Provided data:
------
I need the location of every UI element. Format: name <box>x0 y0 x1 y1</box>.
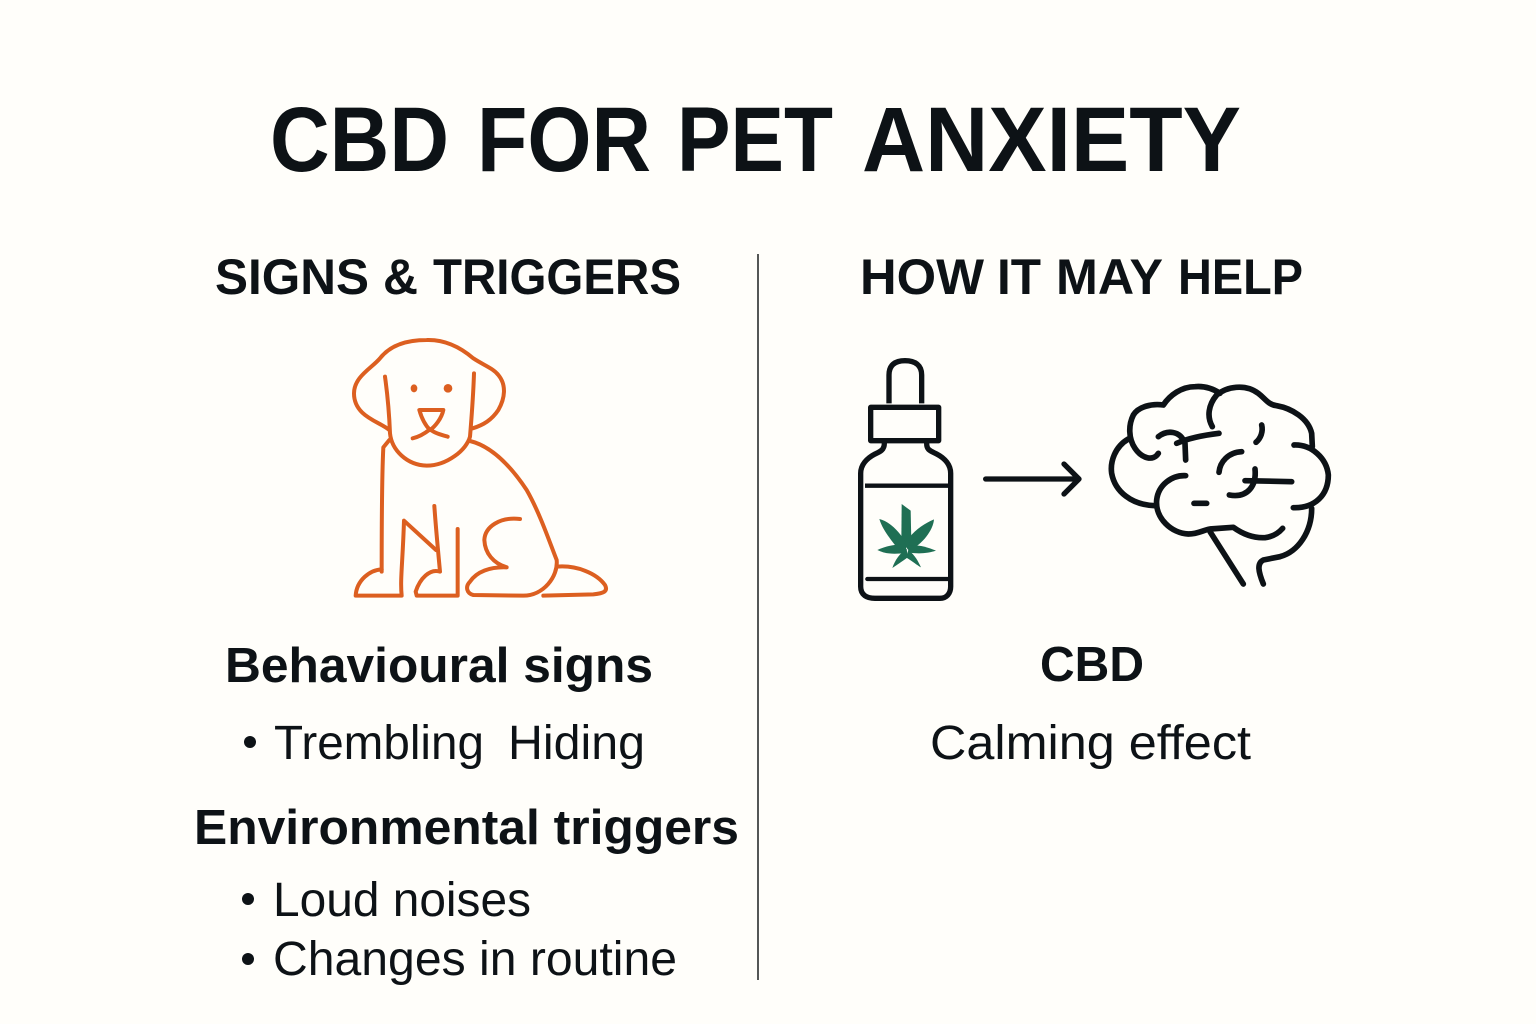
------
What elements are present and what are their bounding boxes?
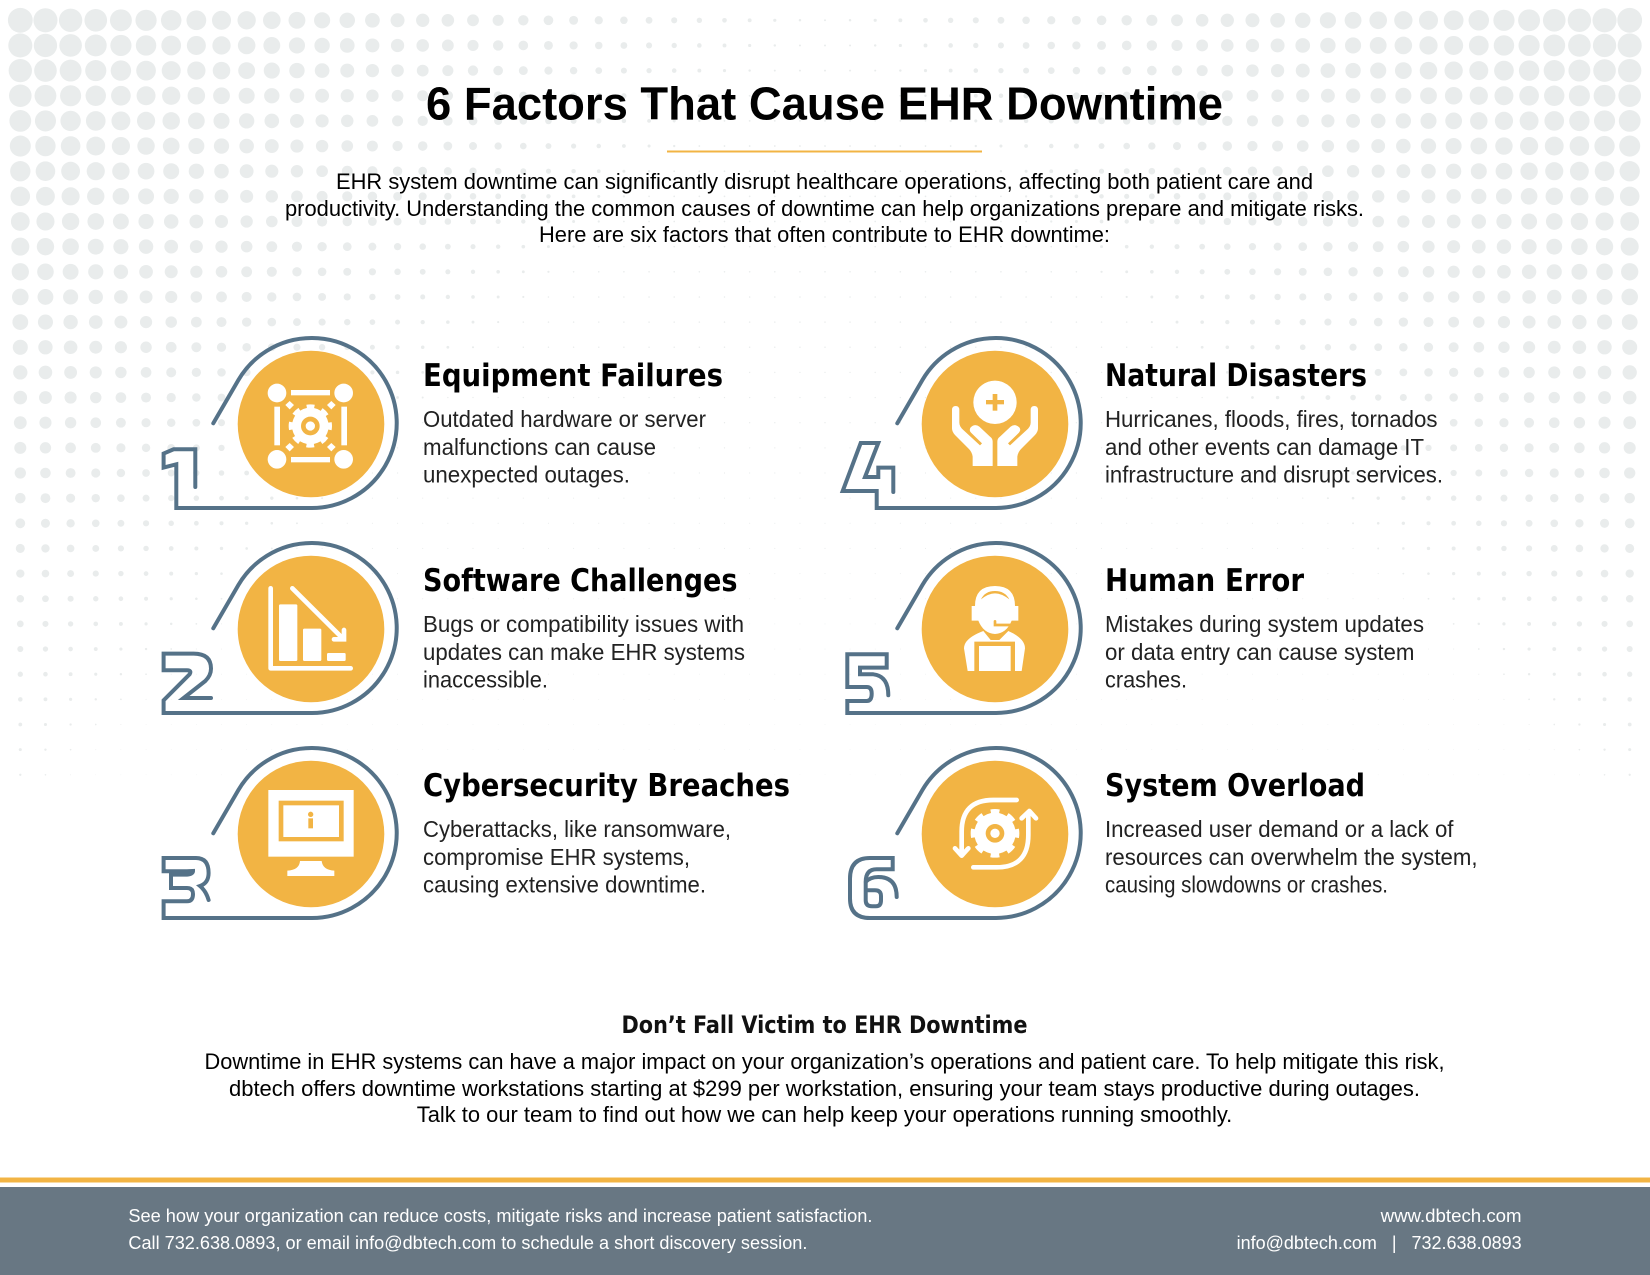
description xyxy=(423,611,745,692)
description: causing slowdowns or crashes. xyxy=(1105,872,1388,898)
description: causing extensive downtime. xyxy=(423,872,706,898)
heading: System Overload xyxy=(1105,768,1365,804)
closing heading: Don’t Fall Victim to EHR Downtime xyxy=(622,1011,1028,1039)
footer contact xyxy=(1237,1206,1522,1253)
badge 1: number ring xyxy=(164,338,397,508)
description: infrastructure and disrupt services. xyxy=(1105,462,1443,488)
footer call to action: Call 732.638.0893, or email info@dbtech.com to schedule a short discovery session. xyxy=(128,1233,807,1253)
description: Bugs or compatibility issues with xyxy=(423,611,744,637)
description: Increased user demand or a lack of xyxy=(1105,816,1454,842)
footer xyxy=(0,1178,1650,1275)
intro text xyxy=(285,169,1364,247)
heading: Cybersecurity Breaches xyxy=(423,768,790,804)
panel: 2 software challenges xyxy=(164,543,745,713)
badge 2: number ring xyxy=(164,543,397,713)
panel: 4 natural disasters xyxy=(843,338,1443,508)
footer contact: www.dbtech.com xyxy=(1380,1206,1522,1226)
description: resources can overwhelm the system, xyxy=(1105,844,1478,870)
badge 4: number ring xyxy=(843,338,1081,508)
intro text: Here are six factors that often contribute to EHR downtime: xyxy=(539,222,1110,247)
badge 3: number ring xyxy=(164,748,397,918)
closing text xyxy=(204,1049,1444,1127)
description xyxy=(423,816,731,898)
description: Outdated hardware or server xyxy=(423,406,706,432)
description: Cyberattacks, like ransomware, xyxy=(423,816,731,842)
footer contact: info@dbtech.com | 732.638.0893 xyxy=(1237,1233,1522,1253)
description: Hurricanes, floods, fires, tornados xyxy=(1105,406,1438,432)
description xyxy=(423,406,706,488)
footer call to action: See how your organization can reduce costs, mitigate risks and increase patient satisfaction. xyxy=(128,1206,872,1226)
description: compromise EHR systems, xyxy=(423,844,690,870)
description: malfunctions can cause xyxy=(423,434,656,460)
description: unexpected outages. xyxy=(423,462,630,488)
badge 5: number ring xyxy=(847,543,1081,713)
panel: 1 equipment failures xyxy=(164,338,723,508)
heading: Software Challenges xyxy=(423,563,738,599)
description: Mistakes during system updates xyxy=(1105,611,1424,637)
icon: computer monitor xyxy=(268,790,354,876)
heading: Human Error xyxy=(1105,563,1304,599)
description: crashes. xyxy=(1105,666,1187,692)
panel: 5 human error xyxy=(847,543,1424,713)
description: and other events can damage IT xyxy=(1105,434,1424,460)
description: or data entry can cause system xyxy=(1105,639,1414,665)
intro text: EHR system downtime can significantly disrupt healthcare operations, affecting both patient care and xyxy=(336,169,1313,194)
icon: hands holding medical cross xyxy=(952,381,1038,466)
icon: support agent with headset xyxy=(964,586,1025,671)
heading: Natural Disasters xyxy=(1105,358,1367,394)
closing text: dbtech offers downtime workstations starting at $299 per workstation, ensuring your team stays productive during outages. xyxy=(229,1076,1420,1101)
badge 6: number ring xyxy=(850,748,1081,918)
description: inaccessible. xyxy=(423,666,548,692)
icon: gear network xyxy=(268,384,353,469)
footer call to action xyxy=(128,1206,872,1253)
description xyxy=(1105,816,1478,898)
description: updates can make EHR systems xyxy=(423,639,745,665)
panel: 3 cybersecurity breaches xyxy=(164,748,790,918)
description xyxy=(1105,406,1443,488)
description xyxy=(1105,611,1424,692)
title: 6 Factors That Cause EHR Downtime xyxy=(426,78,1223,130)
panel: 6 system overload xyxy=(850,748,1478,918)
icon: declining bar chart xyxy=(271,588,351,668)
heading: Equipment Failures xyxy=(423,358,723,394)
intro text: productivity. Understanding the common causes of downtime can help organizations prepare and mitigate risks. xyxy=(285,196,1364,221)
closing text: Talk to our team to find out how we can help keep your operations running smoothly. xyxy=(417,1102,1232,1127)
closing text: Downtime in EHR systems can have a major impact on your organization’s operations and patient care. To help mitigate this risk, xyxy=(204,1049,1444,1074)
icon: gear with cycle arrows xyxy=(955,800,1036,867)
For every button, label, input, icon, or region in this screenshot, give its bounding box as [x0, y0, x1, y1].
------
Instructions for the task:
Copy out the rows starting at the one that contains "What elements are" and ending at the one that contains "badge 1: number ring xyxy=(164,338,397,508)", keeping both and skipping the picture.

Answer in full:
What elements are present and what are their bounding boxes?
description xyxy=(423,611,745,692)
description: causing slowdowns or crashes. xyxy=(1105,872,1388,898)
description: causing extensive downtime. xyxy=(423,872,706,898)
heading: System Overload xyxy=(1105,768,1365,804)
closing heading: Don’t Fall Victim to EHR Downtime xyxy=(622,1011,1028,1039)
footer contact xyxy=(1237,1206,1522,1253)
badge 1: number ring xyxy=(164,338,397,508)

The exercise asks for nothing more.